— Short task —
Find the word "Heiner" in the data. Return every line where it appears.
** Start **
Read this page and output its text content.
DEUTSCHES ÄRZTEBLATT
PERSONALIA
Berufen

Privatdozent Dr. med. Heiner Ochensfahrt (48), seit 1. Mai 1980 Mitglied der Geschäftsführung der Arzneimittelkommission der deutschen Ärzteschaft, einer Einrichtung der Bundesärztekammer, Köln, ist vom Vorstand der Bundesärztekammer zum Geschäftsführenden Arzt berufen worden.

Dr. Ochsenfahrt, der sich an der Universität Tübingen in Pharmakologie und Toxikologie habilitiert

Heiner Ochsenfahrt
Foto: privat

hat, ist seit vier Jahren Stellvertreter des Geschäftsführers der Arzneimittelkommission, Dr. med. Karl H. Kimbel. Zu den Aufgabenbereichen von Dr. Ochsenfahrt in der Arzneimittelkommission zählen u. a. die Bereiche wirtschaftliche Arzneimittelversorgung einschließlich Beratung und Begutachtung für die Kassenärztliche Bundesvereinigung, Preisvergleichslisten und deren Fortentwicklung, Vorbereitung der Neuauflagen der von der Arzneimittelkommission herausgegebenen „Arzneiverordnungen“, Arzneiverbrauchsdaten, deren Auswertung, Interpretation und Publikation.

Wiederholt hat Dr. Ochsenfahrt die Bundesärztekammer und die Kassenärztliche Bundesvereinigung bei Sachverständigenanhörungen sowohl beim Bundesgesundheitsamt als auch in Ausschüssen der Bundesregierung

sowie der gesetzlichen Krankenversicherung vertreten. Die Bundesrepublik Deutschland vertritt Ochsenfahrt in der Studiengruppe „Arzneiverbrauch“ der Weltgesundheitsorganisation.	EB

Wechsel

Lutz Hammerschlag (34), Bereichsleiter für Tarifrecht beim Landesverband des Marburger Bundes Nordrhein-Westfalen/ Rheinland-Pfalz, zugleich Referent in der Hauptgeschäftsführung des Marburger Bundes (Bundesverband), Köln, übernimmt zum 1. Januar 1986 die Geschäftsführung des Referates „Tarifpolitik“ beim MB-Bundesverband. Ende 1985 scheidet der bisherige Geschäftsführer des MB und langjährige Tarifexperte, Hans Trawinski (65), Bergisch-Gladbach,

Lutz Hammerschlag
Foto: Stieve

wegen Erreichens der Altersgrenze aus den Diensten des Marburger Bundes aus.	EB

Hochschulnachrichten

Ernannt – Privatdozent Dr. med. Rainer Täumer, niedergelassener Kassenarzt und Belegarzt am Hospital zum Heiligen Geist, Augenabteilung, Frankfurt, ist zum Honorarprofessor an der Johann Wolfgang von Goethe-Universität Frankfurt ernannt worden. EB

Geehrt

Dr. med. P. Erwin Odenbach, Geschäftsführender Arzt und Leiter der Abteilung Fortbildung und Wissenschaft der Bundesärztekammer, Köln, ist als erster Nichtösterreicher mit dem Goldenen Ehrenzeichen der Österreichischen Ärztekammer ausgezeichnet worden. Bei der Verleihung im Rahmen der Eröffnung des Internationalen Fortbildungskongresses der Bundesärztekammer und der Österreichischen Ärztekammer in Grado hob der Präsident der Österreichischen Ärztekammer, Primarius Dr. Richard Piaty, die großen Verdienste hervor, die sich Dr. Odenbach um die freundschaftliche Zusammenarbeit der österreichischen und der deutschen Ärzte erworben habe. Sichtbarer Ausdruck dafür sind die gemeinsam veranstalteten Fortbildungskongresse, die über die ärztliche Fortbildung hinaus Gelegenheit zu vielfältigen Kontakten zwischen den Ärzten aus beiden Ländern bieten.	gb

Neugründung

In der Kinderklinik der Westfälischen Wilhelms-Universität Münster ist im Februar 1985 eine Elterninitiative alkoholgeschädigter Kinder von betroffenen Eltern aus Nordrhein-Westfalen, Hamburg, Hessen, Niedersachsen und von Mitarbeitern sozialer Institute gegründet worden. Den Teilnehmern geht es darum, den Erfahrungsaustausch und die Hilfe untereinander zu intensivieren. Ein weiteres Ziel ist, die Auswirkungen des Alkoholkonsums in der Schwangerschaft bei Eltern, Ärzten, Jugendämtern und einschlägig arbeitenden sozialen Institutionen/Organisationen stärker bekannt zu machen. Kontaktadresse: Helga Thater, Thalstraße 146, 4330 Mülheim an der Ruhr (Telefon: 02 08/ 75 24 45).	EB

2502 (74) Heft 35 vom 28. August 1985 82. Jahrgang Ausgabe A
** End **
— The completed task —
Privatdozent Dr. med. Heiner Ochensfahrt (48), seit 1. Mai 1980 Mitglied der Geschäftsführung der Arzneimittelkommission der deutschen Ärzteschaft, einer Einrichtung der Bundesärztekammer, Köln, ist vom Vorstand der Bundesärztekammer zum Geschäftsführenden Arzt berufen worden.
Heiner Ochsenfahrt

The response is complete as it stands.